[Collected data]
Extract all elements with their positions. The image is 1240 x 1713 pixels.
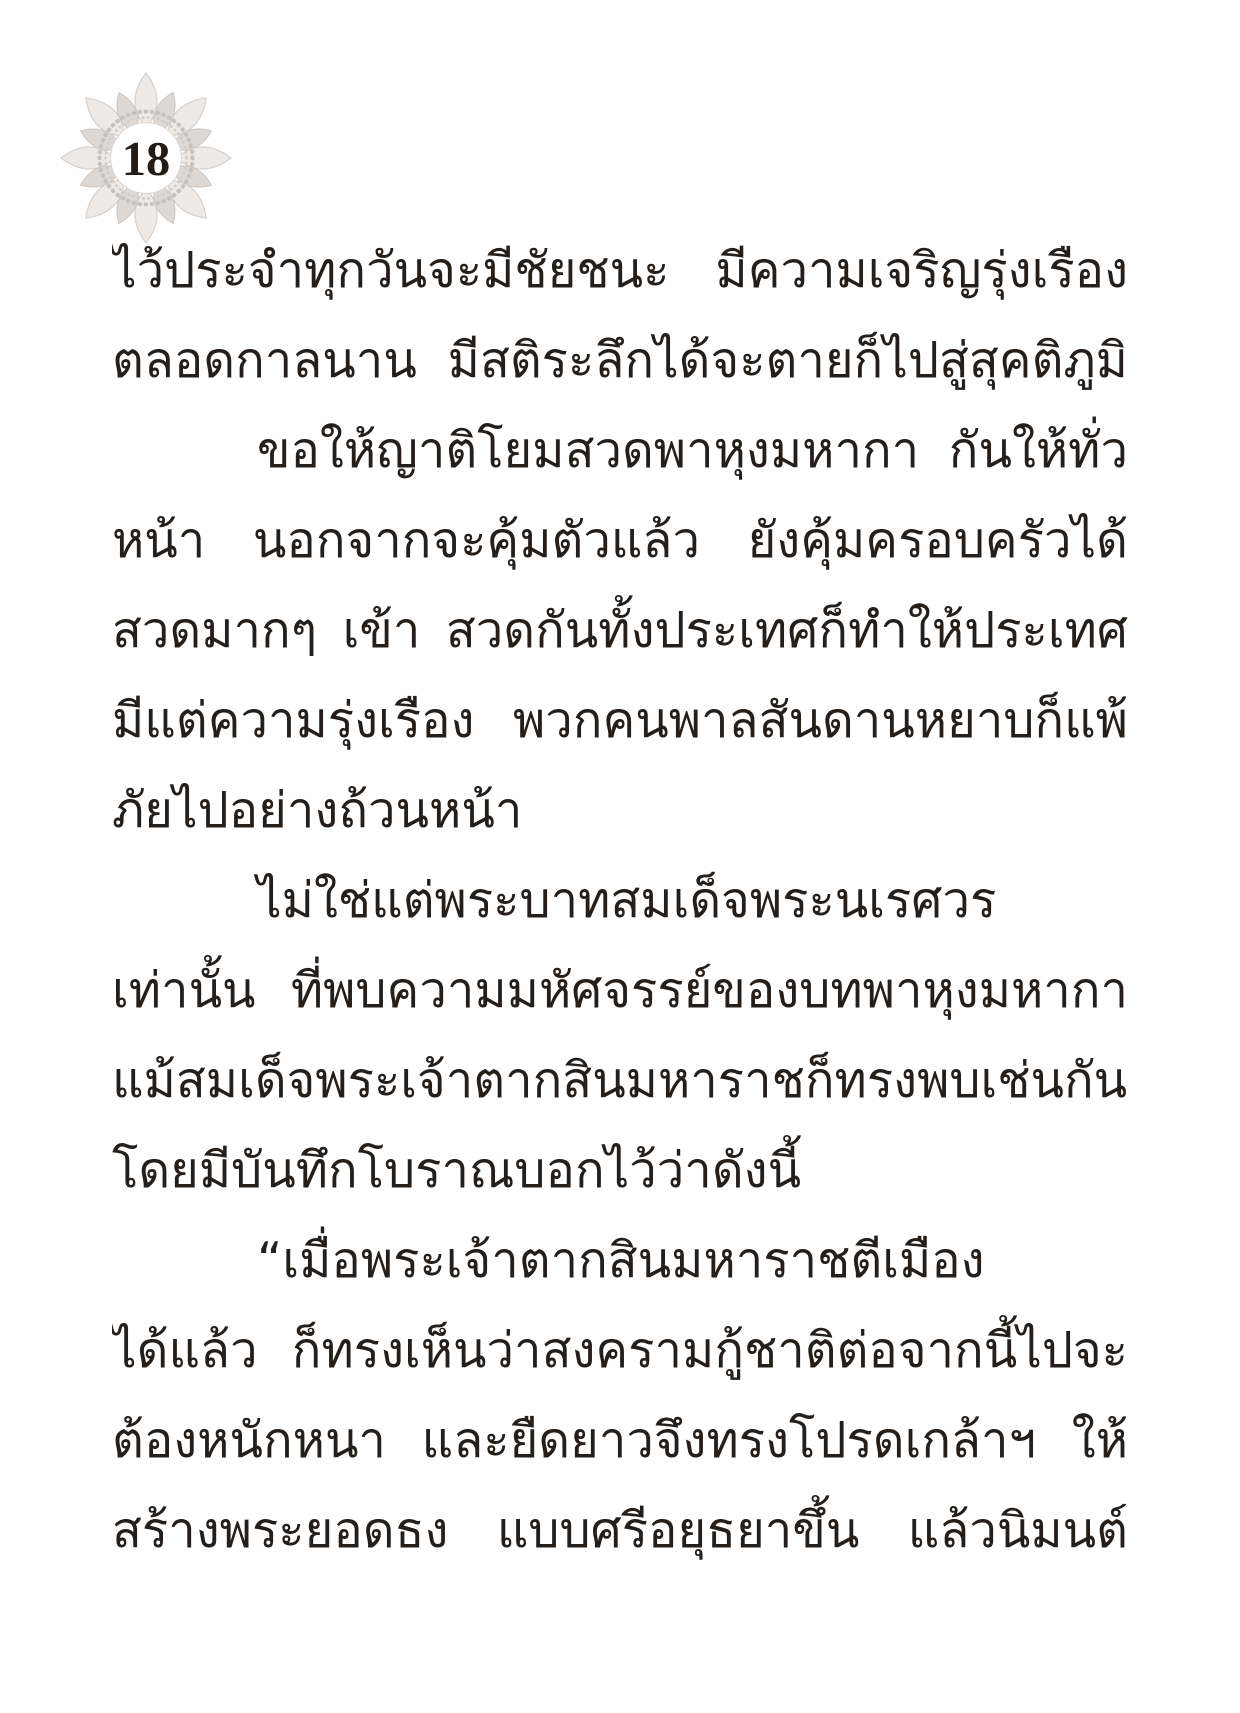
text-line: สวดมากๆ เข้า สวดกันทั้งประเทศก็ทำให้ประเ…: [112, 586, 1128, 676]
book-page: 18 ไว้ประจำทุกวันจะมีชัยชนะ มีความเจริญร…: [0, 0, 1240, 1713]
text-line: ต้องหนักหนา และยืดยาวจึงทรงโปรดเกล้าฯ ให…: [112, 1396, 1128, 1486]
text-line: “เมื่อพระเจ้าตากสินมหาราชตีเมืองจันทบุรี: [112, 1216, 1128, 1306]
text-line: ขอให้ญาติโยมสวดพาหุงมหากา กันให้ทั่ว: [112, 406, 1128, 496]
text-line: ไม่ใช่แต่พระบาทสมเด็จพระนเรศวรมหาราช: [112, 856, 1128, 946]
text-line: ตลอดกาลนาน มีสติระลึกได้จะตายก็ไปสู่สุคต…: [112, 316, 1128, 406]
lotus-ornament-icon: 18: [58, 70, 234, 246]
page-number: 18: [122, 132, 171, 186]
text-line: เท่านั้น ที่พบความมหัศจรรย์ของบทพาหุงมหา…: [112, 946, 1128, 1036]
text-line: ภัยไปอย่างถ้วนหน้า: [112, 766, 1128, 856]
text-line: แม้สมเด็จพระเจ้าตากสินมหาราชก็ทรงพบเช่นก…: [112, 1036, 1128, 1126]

_What the task asks:_ Copy the material above line for line, omitting the pictures.

_Complete response:_
Extract all elements with their positions. The image is 1240 x 1713 pixels.
text-line: สวดมากๆ เข้า สวดกันทั้งประเทศก็ทำให้ประเ…: [112, 586, 1128, 676]
book-page: 18 ไว้ประจำทุกวันจะมีชัยชนะ มีความเจริญร…: [0, 0, 1240, 1713]
text-line: ต้องหนักหนา และยืดยาวจึงทรงโปรดเกล้าฯ ให…: [112, 1396, 1128, 1486]
text-line: “เมื่อพระเจ้าตากสินมหาราชตีเมืองจันทบุรี: [112, 1216, 1128, 1306]
text-line: ขอให้ญาติโยมสวดพาหุงมหากา กันให้ทั่ว: [112, 406, 1128, 496]
text-line: ไม่ใช่แต่พระบาทสมเด็จพระนเรศวรมหาราช: [112, 856, 1128, 946]
text-line: ตลอดกาลนาน มีสติระลึกได้จะตายก็ไปสู่สุคต…: [112, 316, 1128, 406]
lotus-ornament-icon: 18: [58, 70, 234, 246]
page-number: 18: [122, 132, 171, 186]
text-line: เท่านั้น ที่พบความมหัศจรรย์ของบทพาหุงมหา…: [112, 946, 1128, 1036]
text-line: ภัยไปอย่างถ้วนหน้า: [112, 766, 1128, 856]
text-line: แม้สมเด็จพระเจ้าตากสินมหาราชก็ทรงพบเช่นก…: [112, 1036, 1128, 1126]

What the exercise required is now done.